[Rows from a layout dataset]
╭──

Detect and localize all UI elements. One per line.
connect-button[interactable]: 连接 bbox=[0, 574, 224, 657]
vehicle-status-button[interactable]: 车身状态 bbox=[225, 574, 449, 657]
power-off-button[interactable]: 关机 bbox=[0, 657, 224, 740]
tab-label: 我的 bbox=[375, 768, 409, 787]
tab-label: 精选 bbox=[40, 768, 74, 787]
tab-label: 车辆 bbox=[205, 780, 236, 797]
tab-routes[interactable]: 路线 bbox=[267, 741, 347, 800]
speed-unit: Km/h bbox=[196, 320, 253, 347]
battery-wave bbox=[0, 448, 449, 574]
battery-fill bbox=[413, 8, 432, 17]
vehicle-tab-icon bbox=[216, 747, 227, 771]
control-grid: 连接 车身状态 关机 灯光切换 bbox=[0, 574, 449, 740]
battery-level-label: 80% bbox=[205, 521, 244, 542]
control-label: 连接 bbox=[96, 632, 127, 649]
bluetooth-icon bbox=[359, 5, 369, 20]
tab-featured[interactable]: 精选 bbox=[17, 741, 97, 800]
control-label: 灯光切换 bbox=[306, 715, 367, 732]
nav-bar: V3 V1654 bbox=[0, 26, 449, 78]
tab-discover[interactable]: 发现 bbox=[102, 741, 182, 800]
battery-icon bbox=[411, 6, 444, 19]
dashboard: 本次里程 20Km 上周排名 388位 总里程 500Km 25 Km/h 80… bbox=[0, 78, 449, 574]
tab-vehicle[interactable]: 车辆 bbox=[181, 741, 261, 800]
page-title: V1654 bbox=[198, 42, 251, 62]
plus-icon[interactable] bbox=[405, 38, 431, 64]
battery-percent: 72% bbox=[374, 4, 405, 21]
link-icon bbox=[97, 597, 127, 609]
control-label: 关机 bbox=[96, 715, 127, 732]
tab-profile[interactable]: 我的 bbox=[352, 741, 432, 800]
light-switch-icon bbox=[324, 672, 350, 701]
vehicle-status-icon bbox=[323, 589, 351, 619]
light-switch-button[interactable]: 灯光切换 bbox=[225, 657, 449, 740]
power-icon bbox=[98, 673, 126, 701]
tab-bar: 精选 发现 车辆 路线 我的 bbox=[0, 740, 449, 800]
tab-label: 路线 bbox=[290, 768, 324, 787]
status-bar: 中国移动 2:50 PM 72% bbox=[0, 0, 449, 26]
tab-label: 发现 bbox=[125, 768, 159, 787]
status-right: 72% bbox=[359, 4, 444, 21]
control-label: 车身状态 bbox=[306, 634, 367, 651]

╰──

▶ [Brief]:
Reproduce every line of the material above, keeping each character unchanged.

▶ [Correct answer]:
Detect and localize all UI elements. One per line.
connect-button[interactable]: 连接 bbox=[0, 574, 224, 657]
vehicle-status-button[interactable]: 车身状态 bbox=[225, 574, 449, 657]
power-off-button[interactable]: 关机 bbox=[0, 657, 224, 740]
tab-label: 我的 bbox=[375, 768, 409, 787]
tab-label: 精选 bbox=[40, 768, 74, 787]
tab-label: 车辆 bbox=[205, 780, 236, 797]
tab-routes[interactable]: 路线 bbox=[267, 741, 347, 800]
speed-unit: Km/h bbox=[196, 320, 253, 347]
battery-wave bbox=[0, 448, 449, 574]
battery-fill bbox=[413, 8, 432, 17]
vehicle-tab-icon bbox=[216, 747, 227, 771]
control-grid: 连接 车身状态 关机 灯光切换 bbox=[0, 574, 449, 740]
battery-level-label: 80% bbox=[205, 521, 244, 542]
control-label: 连接 bbox=[96, 632, 127, 649]
bluetooth-icon bbox=[359, 5, 369, 20]
tab-featured[interactable]: 精选 bbox=[17, 741, 97, 800]
control-label: 灯光切换 bbox=[306, 715, 367, 732]
nav-bar: V3 V1654 bbox=[0, 26, 449, 78]
tab-discover[interactable]: 发现 bbox=[102, 741, 182, 800]
battery-icon bbox=[411, 6, 444, 19]
dashboard: 本次里程 20Km 上周排名 388位 总里程 500Km 25 Km/h 80… bbox=[0, 78, 449, 574]
tab-vehicle[interactable]: 车辆 bbox=[181, 741, 261, 800]
page-title: V1654 bbox=[198, 42, 251, 62]
plus-icon[interactable] bbox=[405, 38, 431, 64]
battery-percent: 72% bbox=[374, 4, 405, 21]
link-icon bbox=[97, 597, 127, 609]
control-label: 关机 bbox=[96, 715, 127, 732]
tab-profile[interactable]: 我的 bbox=[352, 741, 432, 800]
light-switch-icon bbox=[324, 672, 350, 701]
vehicle-status-icon bbox=[323, 589, 351, 619]
light-switch-button[interactable]: 灯光切换 bbox=[225, 657, 449, 740]
power-icon bbox=[98, 673, 126, 701]
tab-bar: 精选 发现 车辆 路线 我的 bbox=[0, 740, 449, 800]
tab-label: 路线 bbox=[290, 768, 324, 787]
status-bar: 中国移动 2:50 PM 72% bbox=[0, 0, 449, 26]
tab-label: 发现 bbox=[125, 768, 159, 787]
status-right: 72% bbox=[359, 4, 444, 21]
control-label: 车身状态 bbox=[306, 634, 367, 651]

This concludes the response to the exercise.